— begin —

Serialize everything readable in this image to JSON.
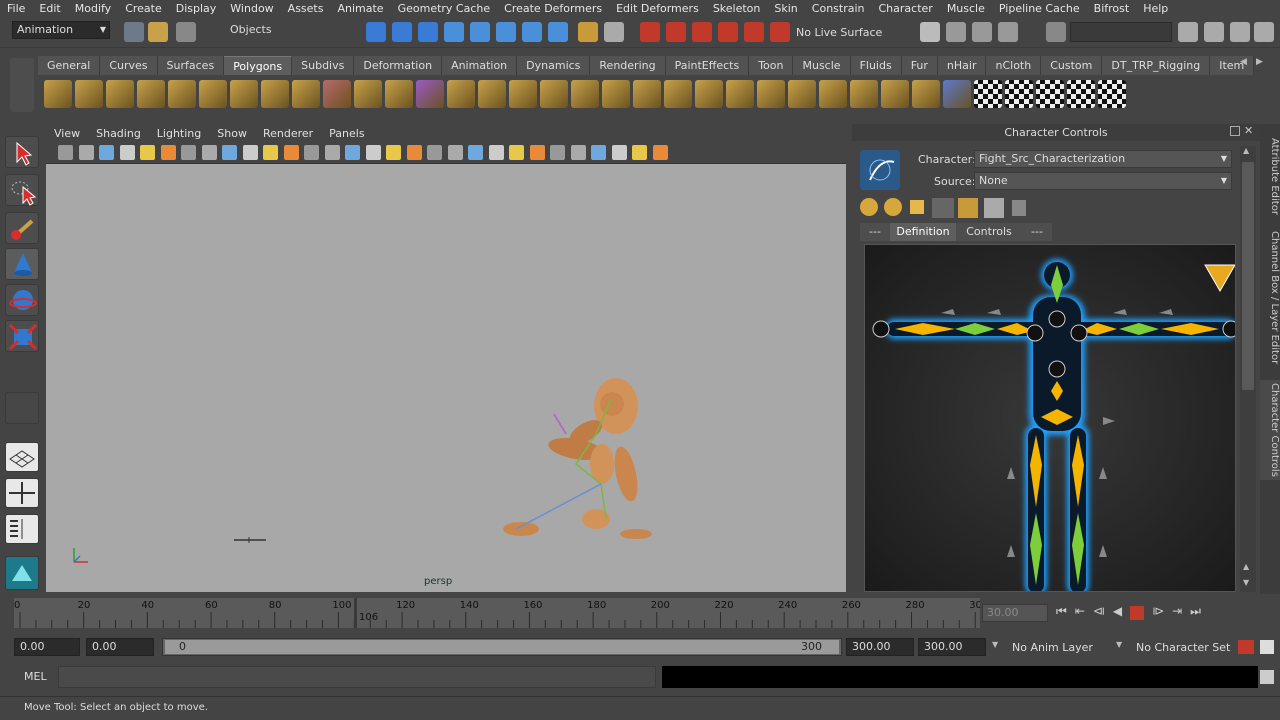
{
  "menubar": [
    "File",
    "Edit",
    "Modify",
    "Create",
    "Display",
    "Window",
    "Assets",
    "Animate",
    "Geometry Cache",
    "Create Deformers",
    "Edit Deformers",
    "Skeleton",
    "Skin",
    "Constrain",
    "Character",
    "Muscle",
    "Pipeline Cache",
    "Bifrost",
    "Help"
  ],
  "statusline": {
    "menuset": "Animation",
    "selection_mode": "Objects",
    "live_surface": "No Live Surface"
  },
  "shelf_tabs": [
    "General",
    "Curves",
    "Surfaces",
    "Polygons",
    "Subdivs",
    "Deformation",
    "Animation",
    "Dynamics",
    "Rendering",
    "PaintEffects",
    "Toon",
    "Muscle",
    "Fluids",
    "Fur",
    "nHair",
    "nCloth",
    "Custom",
    "DT_TRP_Rigging",
    "Item"
  ],
  "shelf_active": "Polygons",
  "viewport": {
    "menus": [
      "View",
      "Shading",
      "Lighting",
      "Show",
      "Renderer",
      "Panels"
    ],
    "camera_label": "persp"
  },
  "character_controls": {
    "title": "Character Controls",
    "character_label": "Character:",
    "character_value": "Fight_Src_Characterization",
    "source_label": "Source:",
    "source_value": "None",
    "tabs": [
      "---",
      "Definition",
      "Controls",
      "---"
    ],
    "active_tab": "Definition"
  },
  "side_tabs": [
    "Attribute Editor",
    "Channel Box / Layer Editor",
    "Character Controls"
  ],
  "timeline": {
    "ticks": [
      "0",
      "20",
      "40",
      "60",
      "80",
      "100",
      "120",
      "140",
      "160",
      "180",
      "200",
      "220",
      "240",
      "260",
      "280",
      "30"
    ],
    "current_frame": "106",
    "current_frame_field": "30.00"
  },
  "range": {
    "start_time": "0.00",
    "playback_start": "0.00",
    "slider_start": "0",
    "slider_end": "300",
    "playback_end": "300.00",
    "end_time": "300.00",
    "anim_layer": "No Anim Layer",
    "character_set": "No Character Set"
  },
  "cmdline": {
    "lang": "MEL"
  },
  "helpline": "Move Tool: Select an object to move.",
  "colors": {
    "panel": "#444444",
    "viewport_bg": "#a8a8a8",
    "hik_green": "#7ccf3a",
    "hik_yellow": "#f4b400",
    "hik_blue_glow": "#1ea0ff",
    "playback_stop": "#c0392b"
  }
}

— end —

● Goal
Without the pictures, copy the material exactly as given.

● Complete output
Serialize everything readable in this image to JSON.
{
  "menubar": [
    "File",
    "Edit",
    "Modify",
    "Create",
    "Display",
    "Window",
    "Assets",
    "Animate",
    "Geometry Cache",
    "Create Deformers",
    "Edit Deformers",
    "Skeleton",
    "Skin",
    "Constrain",
    "Character",
    "Muscle",
    "Pipeline Cache",
    "Bifrost",
    "Help"
  ],
  "statusline": {
    "menuset": "Animation",
    "selection_mode": "Objects",
    "live_surface": "No Live Surface"
  },
  "shelf_tabs": [
    "General",
    "Curves",
    "Surfaces",
    "Polygons",
    "Subdivs",
    "Deformation",
    "Animation",
    "Dynamics",
    "Rendering",
    "PaintEffects",
    "Toon",
    "Muscle",
    "Fluids",
    "Fur",
    "nHair",
    "nCloth",
    "Custom",
    "DT_TRP_Rigging",
    "Item"
  ],
  "shelf_active": "Polygons",
  "viewport": {
    "menus": [
      "View",
      "Shading",
      "Lighting",
      "Show",
      "Renderer",
      "Panels"
    ],
    "camera_label": "persp"
  },
  "character_controls": {
    "title": "Character Controls",
    "character_label": "Character:",
    "character_value": "Fight_Src_Characterization",
    "source_label": "Source:",
    "source_value": "None",
    "tabs": [
      "---",
      "Definition",
      "Controls",
      "---"
    ],
    "active_tab": "Definition"
  },
  "side_tabs": [
    "Attribute Editor",
    "Channel Box / Layer Editor",
    "Character Controls"
  ],
  "timeline": {
    "ticks": [
      "0",
      "20",
      "40",
      "60",
      "80",
      "100",
      "120",
      "140",
      "160",
      "180",
      "200",
      "220",
      "240",
      "260",
      "280",
      "30"
    ],
    "current_frame": "106",
    "current_frame_field": "30.00"
  },
  "range": {
    "start_time": "0.00",
    "playback_start": "0.00",
    "slider_start": "0",
    "slider_end": "300",
    "playback_end": "300.00",
    "end_time": "300.00",
    "anim_layer": "No Anim Layer",
    "character_set": "No Character Set"
  },
  "cmdline": {
    "lang": "MEL"
  },
  "helpline": "Move Tool: Select an object to move.",
  "colors": {
    "panel": "#444444",
    "viewport_bg": "#a8a8a8",
    "hik_green": "#7ccf3a",
    "hik_yellow": "#f4b400",
    "hik_blue_glow": "#1ea0ff",
    "playback_stop": "#c0392b"
  }
}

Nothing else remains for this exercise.